Count how many lines hold the string "title". Give that number alone.

§ **DATASET EXTRACT**
+ + + + +
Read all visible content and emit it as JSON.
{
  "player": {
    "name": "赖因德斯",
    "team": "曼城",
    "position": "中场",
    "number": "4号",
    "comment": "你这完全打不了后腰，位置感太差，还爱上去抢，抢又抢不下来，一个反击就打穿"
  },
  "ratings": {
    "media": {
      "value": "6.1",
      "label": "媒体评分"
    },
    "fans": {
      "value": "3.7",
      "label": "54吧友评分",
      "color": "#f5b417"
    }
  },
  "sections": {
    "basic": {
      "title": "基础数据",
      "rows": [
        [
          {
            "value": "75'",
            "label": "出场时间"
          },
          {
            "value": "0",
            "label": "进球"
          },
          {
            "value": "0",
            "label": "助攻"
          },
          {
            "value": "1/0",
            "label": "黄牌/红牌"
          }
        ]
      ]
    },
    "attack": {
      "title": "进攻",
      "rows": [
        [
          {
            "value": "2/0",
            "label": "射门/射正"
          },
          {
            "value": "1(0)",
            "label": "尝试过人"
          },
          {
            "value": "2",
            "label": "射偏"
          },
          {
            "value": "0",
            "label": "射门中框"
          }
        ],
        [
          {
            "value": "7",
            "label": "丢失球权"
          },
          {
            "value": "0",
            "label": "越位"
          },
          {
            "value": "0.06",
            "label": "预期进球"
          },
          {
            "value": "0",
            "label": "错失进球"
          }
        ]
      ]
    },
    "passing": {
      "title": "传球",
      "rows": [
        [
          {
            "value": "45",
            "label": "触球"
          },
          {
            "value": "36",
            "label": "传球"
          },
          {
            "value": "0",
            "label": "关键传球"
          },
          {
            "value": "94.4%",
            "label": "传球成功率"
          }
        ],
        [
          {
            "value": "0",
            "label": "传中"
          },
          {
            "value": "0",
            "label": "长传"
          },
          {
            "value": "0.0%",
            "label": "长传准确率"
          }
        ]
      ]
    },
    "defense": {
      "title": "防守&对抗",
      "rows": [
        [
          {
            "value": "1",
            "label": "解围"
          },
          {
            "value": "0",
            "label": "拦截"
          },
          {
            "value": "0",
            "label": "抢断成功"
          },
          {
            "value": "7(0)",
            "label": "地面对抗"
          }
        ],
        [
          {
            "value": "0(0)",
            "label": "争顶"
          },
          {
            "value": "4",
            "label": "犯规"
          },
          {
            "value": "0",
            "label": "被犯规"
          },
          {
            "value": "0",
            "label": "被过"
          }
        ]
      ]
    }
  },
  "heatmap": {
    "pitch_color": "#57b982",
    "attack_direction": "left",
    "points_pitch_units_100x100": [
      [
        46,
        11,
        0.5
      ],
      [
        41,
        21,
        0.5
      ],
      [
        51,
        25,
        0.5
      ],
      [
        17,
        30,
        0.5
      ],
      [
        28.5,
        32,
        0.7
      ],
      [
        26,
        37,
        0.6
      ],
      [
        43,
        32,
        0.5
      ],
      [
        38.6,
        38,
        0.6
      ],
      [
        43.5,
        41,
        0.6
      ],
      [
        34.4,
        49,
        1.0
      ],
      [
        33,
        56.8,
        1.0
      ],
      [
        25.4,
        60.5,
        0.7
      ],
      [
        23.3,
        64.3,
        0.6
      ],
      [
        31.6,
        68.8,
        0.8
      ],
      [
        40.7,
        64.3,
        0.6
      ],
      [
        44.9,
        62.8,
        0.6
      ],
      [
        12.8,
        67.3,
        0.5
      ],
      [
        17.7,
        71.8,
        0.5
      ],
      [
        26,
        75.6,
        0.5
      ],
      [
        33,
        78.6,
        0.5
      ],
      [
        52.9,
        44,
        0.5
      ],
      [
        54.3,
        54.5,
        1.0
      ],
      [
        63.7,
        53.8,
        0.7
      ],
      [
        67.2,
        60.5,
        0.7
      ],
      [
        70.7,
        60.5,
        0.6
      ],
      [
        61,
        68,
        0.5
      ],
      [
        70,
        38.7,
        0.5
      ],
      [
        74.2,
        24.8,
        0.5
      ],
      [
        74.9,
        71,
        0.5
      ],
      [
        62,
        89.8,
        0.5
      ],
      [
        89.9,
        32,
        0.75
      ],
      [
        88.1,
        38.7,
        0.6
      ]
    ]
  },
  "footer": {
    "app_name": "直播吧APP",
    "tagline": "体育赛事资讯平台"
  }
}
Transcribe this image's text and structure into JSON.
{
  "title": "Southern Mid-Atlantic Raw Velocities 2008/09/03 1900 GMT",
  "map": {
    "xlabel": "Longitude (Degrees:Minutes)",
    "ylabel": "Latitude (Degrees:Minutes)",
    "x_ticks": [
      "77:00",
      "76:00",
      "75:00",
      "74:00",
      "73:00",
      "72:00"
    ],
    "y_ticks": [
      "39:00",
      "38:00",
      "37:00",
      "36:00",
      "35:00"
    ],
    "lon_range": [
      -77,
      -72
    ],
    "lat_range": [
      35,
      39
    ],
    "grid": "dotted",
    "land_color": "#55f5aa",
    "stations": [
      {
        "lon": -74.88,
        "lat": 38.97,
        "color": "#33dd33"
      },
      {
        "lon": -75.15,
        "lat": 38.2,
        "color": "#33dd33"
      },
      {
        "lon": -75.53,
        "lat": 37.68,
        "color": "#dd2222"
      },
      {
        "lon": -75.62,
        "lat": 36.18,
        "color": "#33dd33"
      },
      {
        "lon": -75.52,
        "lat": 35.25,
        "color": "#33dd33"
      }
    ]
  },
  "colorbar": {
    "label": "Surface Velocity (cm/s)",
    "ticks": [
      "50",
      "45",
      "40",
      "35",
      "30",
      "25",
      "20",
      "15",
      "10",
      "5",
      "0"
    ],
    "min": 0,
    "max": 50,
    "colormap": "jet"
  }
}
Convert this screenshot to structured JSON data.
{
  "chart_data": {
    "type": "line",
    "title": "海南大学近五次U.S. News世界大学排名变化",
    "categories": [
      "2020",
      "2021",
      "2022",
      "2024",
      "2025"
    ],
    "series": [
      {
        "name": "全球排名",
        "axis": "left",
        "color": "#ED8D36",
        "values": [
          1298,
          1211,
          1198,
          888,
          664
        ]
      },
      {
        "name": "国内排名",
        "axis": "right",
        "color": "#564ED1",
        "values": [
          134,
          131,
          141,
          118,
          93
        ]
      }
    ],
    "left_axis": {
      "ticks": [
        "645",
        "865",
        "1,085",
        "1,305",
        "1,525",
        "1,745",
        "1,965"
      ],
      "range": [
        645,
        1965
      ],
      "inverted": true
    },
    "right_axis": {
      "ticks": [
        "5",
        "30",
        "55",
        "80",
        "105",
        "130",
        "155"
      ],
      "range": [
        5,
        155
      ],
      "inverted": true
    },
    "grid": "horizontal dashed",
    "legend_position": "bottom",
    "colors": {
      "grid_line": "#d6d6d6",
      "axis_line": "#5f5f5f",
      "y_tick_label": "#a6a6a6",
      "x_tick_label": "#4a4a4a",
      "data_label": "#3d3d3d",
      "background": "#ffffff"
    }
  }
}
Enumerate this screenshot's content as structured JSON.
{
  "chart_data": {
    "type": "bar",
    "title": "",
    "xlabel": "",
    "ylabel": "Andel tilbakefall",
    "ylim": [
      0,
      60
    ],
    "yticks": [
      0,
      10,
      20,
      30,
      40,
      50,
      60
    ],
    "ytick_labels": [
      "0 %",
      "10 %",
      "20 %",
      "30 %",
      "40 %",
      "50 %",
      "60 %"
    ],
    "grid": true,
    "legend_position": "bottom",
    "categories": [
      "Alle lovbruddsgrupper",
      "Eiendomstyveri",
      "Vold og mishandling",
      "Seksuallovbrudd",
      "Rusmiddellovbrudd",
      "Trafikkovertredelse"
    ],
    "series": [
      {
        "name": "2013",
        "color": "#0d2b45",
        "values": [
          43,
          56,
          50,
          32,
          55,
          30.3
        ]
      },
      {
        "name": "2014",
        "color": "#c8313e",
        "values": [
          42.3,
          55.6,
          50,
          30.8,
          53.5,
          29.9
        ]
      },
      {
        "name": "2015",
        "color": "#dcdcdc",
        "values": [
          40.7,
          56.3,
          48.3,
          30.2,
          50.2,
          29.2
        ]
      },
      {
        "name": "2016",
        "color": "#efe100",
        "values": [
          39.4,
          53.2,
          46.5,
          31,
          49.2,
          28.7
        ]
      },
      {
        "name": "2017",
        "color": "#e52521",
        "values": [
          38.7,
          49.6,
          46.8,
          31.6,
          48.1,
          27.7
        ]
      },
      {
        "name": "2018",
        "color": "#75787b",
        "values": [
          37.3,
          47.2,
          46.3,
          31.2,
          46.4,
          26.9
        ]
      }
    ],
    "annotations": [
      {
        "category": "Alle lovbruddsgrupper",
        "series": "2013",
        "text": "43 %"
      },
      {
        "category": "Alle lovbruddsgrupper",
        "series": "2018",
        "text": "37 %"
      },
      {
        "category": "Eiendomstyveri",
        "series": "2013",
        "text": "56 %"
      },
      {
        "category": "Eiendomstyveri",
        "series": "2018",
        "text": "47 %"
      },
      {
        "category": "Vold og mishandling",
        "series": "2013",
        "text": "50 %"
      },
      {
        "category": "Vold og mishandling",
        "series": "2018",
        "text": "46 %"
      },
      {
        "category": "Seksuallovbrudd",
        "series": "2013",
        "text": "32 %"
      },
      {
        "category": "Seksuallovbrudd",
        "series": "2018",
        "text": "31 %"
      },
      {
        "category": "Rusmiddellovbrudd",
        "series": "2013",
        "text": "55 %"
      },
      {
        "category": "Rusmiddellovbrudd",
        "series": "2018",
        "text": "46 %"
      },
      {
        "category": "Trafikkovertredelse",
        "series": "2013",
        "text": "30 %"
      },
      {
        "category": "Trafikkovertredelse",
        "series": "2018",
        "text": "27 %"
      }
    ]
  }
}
+ + + + +
§ **RESPONSE**
7